文本节选:
::::

Given an array with n objects colored red, white or blue, sort them so that objects of the same color are adjacent, with the colors in the order red, white and blue.

Here, we will use the integers 0, 1, and 2 to represent the color red, white, and blue respectively.

Note:
You are not suppose to use the library’s sort function for this problem.


二刷的结果就是首先想到了最优的解决方法:两个pivot,把0都移到左边,2都移到右边,1留在中间.但是没有写通.

  • 一个p指针来指:0的最后一位;一个q指针来指:2的第一位.初始化p = -1; q = n;
    • 或者p指针来指非0的第一位;q:非2的最后一位; 初始化p=0; q = n-1;
  • 如此想有两个移动之后,其实还需要一个i来不断移动对nums进行遍历
  • 注意这里:i的范围并不是从[0,nums.length – 1]而是从[0,q)如果q是2的第一位;[0,q]如果q是非2的最后一位.
public void sortColors(int[] nums) {
        if (nums == null || nums.length <= 1) return;
        int n = nums.length;
        int p = 0;
        int q = n - 1;
        for (int i = 0; i <= q; i ++){//如果q初始化为n的话,这里就是i<q
            if (nums[i] == 0){
                swap(nums, i, p ++);//如果p初始化为-1的话,这里就是 ++ p
            }else if (nums[i] == 2){
                swap(nums, i --, q --); //置换2之后,i不增加
                //如果q初始化为n的话,这里就是 -- q
            }
        }
    }

Sort colors II:

给定一个有n个对象(包括k种不同的颜色,并按照1到k进行编号)的数组,将对象进行分类使相同颜色的对象相邻,并按照1,2,…k的顺序进行排序。

::::

原始数据:
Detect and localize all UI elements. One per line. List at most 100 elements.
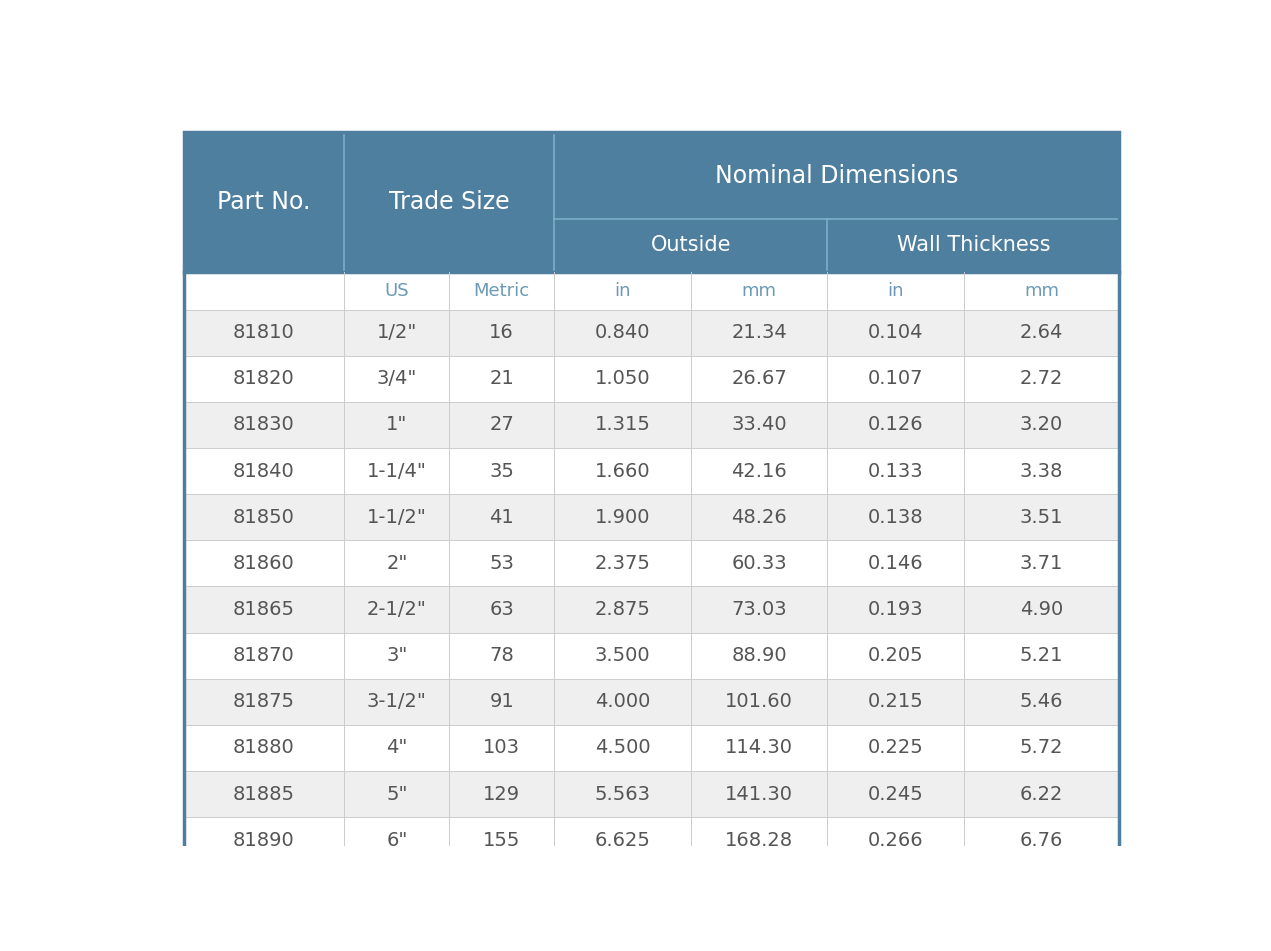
- Text: Nominal Dimensions: Nominal Dimensions: [716, 164, 958, 187]
- Text: 0.245: 0.245: [868, 785, 924, 804]
- Text: 1-1/4": 1-1/4": [367, 461, 427, 480]
- Text: 1.315: 1.315: [595, 416, 651, 435]
- Text: 81810: 81810: [233, 323, 295, 342]
- Text: 155: 155: [483, 830, 520, 849]
- Text: 3.20: 3.20: [1021, 416, 1064, 435]
- Text: 26.67: 26.67: [731, 369, 787, 388]
- Text: 3.500: 3.500: [595, 646, 651, 665]
- Text: in: in: [614, 281, 630, 300]
- Bar: [183, 817, 1120, 864]
- Text: 1": 1": [386, 416, 408, 435]
- Text: 0.104: 0.104: [868, 323, 923, 342]
- Bar: [183, 356, 1120, 402]
- Text: 81820: 81820: [233, 369, 295, 388]
- Text: 73.03: 73.03: [731, 600, 787, 619]
- Text: 41: 41: [489, 508, 513, 527]
- Text: Metric: Metric: [474, 281, 530, 300]
- Text: 88.90: 88.90: [731, 646, 787, 665]
- Text: 3": 3": [386, 646, 408, 665]
- Text: 63: 63: [489, 600, 513, 619]
- Text: 78: 78: [489, 646, 513, 665]
- Text: 6.625: 6.625: [595, 830, 651, 849]
- Text: 1.050: 1.050: [595, 369, 651, 388]
- Text: 0.133: 0.133: [868, 461, 924, 480]
- Text: 2.64: 2.64: [1019, 323, 1064, 342]
- Text: 103: 103: [483, 738, 520, 757]
- Text: 21.34: 21.34: [731, 323, 787, 342]
- Bar: [183, 632, 1120, 679]
- Text: 1.900: 1.900: [595, 508, 651, 527]
- Text: 91: 91: [489, 692, 513, 711]
- Text: 0.205: 0.205: [868, 646, 924, 665]
- Text: 6": 6": [386, 830, 408, 849]
- Text: 4.90: 4.90: [1021, 600, 1064, 619]
- Bar: [183, 310, 1120, 356]
- Text: 81880: 81880: [233, 738, 295, 757]
- Text: 3/4": 3/4": [376, 369, 417, 388]
- Text: 0.193: 0.193: [868, 600, 924, 619]
- Text: 3.51: 3.51: [1019, 508, 1064, 527]
- Text: 48.26: 48.26: [731, 508, 787, 527]
- Text: 81885: 81885: [233, 785, 295, 804]
- Text: 3.38: 3.38: [1019, 461, 1064, 480]
- Text: 0.266: 0.266: [868, 830, 924, 849]
- Text: 5.563: 5.563: [595, 785, 651, 804]
- Text: 5.46: 5.46: [1019, 692, 1064, 711]
- Text: 114.30: 114.30: [724, 738, 793, 757]
- Text: 81840: 81840: [233, 461, 295, 480]
- Text: 1.660: 1.660: [595, 461, 651, 480]
- Text: 2-1/2": 2-1/2": [367, 600, 427, 619]
- Text: 1/2": 1/2": [376, 323, 417, 342]
- Text: 2.375: 2.375: [595, 553, 651, 573]
- Text: 6.76: 6.76: [1019, 830, 1064, 849]
- Text: 3-1/2": 3-1/2": [367, 692, 427, 711]
- Bar: [554, 132, 1120, 219]
- Text: 0.138: 0.138: [868, 508, 924, 527]
- Text: 0.225: 0.225: [868, 738, 924, 757]
- Text: 81860: 81860: [233, 553, 295, 573]
- Bar: [554, 219, 827, 272]
- Text: 0.107: 0.107: [868, 369, 923, 388]
- Text: 101.60: 101.60: [724, 692, 793, 711]
- Text: 42.16: 42.16: [731, 461, 787, 480]
- Text: 2": 2": [386, 553, 408, 573]
- Text: 0.840: 0.840: [595, 323, 651, 342]
- Text: 2.72: 2.72: [1019, 369, 1064, 388]
- Text: 2.875: 2.875: [595, 600, 651, 619]
- Text: mm: mm: [1024, 281, 1059, 300]
- Text: 60.33: 60.33: [731, 553, 787, 573]
- Text: 33.40: 33.40: [731, 416, 787, 435]
- Text: mm: mm: [741, 281, 777, 300]
- Bar: [183, 448, 1120, 495]
- Text: 81850: 81850: [233, 508, 295, 527]
- Bar: [183, 679, 1120, 725]
- Text: 141.30: 141.30: [724, 785, 793, 804]
- Text: 81870: 81870: [233, 646, 295, 665]
- Text: 5.21: 5.21: [1019, 646, 1064, 665]
- Bar: [183, 495, 1120, 540]
- Text: 27: 27: [489, 416, 513, 435]
- Text: 4": 4": [386, 738, 408, 757]
- Text: 4.500: 4.500: [595, 738, 651, 757]
- Bar: [183, 540, 1120, 587]
- Text: 5": 5": [386, 785, 408, 804]
- Text: 0.215: 0.215: [868, 692, 924, 711]
- Bar: [183, 587, 1120, 632]
- Text: 81890: 81890: [233, 830, 295, 849]
- Text: 81830: 81830: [233, 416, 295, 435]
- Text: Trade Size: Trade Size: [389, 190, 510, 214]
- Text: US: US: [385, 281, 409, 300]
- Text: 1-1/2": 1-1/2": [367, 508, 427, 527]
- Bar: [183, 771, 1120, 817]
- Text: 4.000: 4.000: [595, 692, 649, 711]
- Text: 6.22: 6.22: [1019, 785, 1064, 804]
- Bar: [827, 219, 1120, 272]
- Text: 3.71: 3.71: [1019, 553, 1064, 573]
- Bar: [183, 725, 1120, 771]
- Text: 168.28: 168.28: [724, 830, 793, 849]
- Text: 0.146: 0.146: [868, 553, 924, 573]
- Bar: [183, 402, 1120, 448]
- Text: 81875: 81875: [233, 692, 295, 711]
- Text: Part No.: Part No.: [217, 190, 310, 214]
- Text: in: in: [887, 281, 904, 300]
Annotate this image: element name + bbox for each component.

::::

书面任务:
请列出上文颜色排序文本的代码中以 int 声明的全部局部变量名。

任务答案:
n、p、q、i